# Choosing the "right order" of approximation in Taylor Series

I was evaluating the following limit using Taylor series, $$\lim_{x \rightarrow 0}(2 \frac{e^x-1-x}{x^3}-1/x)$$, and I wrote the exponential function as $$e^x=1+x+\frac{x^2}{2}+ \frac{x^3}{6}+o(x^4)$$ and got that the limit is $$\frac13$$. But, if I had written $$e^x=1+x+\frac{x^2}{2}+o(x^3)$$, I would have obtained a different result, so how do I choose correctly at which order I'm supposed to stop when writing a Taylor series to evaluate a limit?

• Use a backslash "\" when in doubt, in MathJax - placing backslashes before a standard expression such as $\lim$ will usually be rendered properly: e.g., $\lim$, $\sin$ render as $\lim$ and $\sin$ instead of $lim$ and $sin$ Sep 19, 2021 at 11:10
• Since the limit has one distinct answer, it would be very useful for your question if you showed how you obtained $\frac{1}{3}$, and how using a different little-o would supposedly lead to a different answer Sep 19, 2021 at 11:12
• @FShrike if I use the first series I worte, I get that the function within the brakets in the limit becomes $\frac{x^2+\frac{x^3}{3}+o(x^4)}{x^3}-1/x$ and when I do the division, I get $1/x+1/3+ o(x^4)/x^3-1/x$ which goes to 1/3 as x approaches 0. If I stop at $o(x^3)$, I don't get the 1/3 term because I simply have $o(x^3)/x^3$ which is 0 Sep 19, 2021 at 11:18

$$\lim_{x\to0}2\frac{e^x-1-x}{x^3}-\frac{1}{x}=\lim_{x\to0}\frac{1}{x}+\frac{1}{3}+\frac{1}{12}x+\cdots-\frac{1}{x}=\frac{1}{3}$$

However, if you choose to use little-o notation, recall that the definition of little-0 is that:

$$f(x)\in\omicron(g(x)),\,x\to0\iff\lim_{x\to0}\frac{f(x)}{g(x)}=0$$

Whereas the definition of big-O notation is:

$$f(x)\in O(g(x)),\,x\to0\iff\lim_{x\to0}\frac{f(x)}{g(x)}\lt\infty$$

So we notice that:

$$\frac{x^3}{6}+\frac{x^4}{24}+\cdots\in O(x^3)$$

But is not little-o of $$x^3$$ - this is because the remainder terms divided by $$x^3$$ leave you with $$\frac{1}{6}$$ and some other terms that go to zero, leaving $$\frac{1}{6}\neq0$$ as the limit.

TASK TO COMPLETE: Revise the stretch of the Taylor series discussion from "But is not little-o" through "as the limit.", changing "remainder terms" to "higher-order terms". The records have no connection to the Taylor series discussion.

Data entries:
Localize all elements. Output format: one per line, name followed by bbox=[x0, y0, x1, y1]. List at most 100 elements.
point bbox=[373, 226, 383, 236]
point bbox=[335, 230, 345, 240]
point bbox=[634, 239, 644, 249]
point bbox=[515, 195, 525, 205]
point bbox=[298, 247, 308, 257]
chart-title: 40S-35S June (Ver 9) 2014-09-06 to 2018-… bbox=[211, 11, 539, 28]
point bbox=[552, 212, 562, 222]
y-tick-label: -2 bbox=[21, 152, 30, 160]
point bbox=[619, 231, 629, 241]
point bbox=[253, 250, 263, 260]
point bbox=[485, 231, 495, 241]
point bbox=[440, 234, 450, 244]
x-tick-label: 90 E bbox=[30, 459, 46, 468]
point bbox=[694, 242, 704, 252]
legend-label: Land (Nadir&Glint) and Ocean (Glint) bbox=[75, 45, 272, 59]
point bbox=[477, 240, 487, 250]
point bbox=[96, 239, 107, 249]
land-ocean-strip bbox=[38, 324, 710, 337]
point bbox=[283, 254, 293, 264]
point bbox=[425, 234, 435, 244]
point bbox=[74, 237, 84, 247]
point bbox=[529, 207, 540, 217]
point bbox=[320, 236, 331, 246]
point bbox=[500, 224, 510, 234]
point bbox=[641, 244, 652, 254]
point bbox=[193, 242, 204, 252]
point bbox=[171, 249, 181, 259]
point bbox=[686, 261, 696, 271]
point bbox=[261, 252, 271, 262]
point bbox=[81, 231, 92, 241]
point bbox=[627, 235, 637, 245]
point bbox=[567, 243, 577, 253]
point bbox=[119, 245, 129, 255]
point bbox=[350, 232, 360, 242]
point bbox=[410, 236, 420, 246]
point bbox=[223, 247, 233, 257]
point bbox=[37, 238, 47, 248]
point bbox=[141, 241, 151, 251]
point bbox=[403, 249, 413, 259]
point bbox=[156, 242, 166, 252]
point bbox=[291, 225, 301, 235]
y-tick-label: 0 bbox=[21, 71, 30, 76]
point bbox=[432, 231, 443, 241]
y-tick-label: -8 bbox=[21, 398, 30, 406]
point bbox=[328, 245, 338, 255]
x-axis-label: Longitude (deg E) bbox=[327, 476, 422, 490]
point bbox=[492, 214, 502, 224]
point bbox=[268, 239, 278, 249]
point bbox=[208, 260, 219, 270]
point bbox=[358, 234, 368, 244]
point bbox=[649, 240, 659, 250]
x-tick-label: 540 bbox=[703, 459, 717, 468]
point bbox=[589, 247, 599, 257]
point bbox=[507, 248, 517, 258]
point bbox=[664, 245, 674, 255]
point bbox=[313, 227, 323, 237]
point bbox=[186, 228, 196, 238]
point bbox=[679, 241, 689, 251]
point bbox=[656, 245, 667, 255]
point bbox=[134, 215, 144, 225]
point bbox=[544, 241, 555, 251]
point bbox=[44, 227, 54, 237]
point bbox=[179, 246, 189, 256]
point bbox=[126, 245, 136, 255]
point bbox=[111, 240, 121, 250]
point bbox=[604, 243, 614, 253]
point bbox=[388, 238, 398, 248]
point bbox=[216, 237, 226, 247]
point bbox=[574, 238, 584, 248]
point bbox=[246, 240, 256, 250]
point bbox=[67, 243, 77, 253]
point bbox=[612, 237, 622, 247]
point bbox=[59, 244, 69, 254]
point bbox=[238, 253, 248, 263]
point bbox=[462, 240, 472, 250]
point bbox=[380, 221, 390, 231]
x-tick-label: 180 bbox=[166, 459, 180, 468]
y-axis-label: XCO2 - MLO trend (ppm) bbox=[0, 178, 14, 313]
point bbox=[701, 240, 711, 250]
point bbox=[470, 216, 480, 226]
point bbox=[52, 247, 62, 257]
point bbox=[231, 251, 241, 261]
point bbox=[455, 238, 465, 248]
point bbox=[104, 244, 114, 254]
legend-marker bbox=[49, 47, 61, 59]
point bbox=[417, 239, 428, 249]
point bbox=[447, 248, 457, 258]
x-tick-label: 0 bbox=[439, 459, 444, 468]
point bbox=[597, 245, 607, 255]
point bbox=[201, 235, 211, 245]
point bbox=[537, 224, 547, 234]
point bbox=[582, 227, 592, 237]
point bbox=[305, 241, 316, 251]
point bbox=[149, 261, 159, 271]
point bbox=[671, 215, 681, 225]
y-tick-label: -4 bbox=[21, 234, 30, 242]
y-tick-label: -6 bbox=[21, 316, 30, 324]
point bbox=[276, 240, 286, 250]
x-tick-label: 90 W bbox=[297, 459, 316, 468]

==

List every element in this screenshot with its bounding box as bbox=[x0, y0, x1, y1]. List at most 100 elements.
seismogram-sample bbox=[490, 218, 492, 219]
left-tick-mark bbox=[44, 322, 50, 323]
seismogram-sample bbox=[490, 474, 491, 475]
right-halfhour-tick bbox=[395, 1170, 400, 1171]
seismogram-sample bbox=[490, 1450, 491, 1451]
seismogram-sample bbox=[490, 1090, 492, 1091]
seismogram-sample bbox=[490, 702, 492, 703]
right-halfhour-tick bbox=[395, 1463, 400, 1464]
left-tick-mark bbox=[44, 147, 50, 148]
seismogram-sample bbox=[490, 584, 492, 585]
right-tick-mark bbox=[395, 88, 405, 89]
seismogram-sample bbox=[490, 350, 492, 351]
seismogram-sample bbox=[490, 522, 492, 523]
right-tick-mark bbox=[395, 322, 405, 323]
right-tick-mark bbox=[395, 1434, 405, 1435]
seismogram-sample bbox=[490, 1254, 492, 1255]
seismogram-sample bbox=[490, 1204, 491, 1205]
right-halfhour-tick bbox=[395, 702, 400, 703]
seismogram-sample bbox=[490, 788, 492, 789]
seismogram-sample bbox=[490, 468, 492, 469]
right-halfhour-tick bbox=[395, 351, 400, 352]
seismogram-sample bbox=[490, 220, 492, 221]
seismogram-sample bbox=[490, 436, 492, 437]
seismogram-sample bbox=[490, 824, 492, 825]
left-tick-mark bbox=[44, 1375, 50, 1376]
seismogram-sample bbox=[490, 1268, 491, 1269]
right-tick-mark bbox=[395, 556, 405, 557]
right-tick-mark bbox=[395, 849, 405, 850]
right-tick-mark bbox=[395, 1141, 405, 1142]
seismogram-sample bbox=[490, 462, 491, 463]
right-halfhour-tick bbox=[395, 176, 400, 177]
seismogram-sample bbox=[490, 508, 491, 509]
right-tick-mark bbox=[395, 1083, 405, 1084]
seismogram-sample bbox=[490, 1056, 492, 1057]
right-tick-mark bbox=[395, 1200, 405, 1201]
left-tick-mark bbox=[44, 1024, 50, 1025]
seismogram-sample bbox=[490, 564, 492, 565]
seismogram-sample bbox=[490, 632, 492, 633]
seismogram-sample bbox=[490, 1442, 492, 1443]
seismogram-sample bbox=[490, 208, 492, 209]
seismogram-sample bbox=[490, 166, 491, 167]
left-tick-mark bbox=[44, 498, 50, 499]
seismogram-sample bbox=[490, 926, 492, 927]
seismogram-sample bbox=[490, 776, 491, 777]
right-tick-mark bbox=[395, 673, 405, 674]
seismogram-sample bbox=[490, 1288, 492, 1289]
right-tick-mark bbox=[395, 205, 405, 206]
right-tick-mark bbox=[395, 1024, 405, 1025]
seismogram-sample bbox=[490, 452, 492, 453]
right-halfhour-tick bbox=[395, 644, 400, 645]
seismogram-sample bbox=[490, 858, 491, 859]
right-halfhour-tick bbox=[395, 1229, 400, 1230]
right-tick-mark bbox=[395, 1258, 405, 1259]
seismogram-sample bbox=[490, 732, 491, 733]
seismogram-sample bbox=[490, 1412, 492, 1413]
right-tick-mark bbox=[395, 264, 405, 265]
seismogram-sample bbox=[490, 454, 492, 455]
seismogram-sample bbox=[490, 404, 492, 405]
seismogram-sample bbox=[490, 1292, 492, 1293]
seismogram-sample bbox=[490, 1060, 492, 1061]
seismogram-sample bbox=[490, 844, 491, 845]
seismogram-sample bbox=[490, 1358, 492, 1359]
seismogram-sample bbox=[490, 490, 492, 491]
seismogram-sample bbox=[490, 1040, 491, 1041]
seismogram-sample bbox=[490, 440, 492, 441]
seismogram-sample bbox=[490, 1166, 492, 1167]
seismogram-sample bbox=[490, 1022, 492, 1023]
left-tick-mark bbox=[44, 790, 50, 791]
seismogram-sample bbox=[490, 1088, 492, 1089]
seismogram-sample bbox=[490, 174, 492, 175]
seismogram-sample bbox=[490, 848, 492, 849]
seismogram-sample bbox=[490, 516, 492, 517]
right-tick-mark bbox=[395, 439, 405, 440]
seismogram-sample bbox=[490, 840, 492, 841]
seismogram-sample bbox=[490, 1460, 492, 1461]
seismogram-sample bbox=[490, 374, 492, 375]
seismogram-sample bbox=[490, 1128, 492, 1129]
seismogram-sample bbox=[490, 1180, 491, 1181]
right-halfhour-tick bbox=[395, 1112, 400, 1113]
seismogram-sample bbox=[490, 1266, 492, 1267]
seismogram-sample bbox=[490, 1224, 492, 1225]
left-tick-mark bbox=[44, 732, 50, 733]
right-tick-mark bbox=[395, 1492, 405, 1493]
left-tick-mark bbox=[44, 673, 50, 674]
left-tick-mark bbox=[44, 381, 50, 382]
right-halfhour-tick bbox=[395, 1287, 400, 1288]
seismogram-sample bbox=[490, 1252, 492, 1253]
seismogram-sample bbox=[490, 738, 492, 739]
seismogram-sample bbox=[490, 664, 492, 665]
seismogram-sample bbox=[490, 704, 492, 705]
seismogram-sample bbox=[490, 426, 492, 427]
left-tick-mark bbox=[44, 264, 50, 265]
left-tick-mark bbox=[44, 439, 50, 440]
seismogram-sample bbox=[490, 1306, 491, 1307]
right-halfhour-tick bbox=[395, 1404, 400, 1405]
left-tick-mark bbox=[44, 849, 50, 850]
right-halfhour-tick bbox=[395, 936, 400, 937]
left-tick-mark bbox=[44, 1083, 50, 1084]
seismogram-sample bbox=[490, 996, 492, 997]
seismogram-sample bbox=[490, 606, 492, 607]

COMPLETE OUTPUT:
But is not little-o of $$x^3$$ - this is because the higher-order terms divided by $$x^3$$ leave you with $$\frac{1}{6}$$ and some other terms that go to zero, leaving $$\frac{1}{6}\neq0$$ as the limit.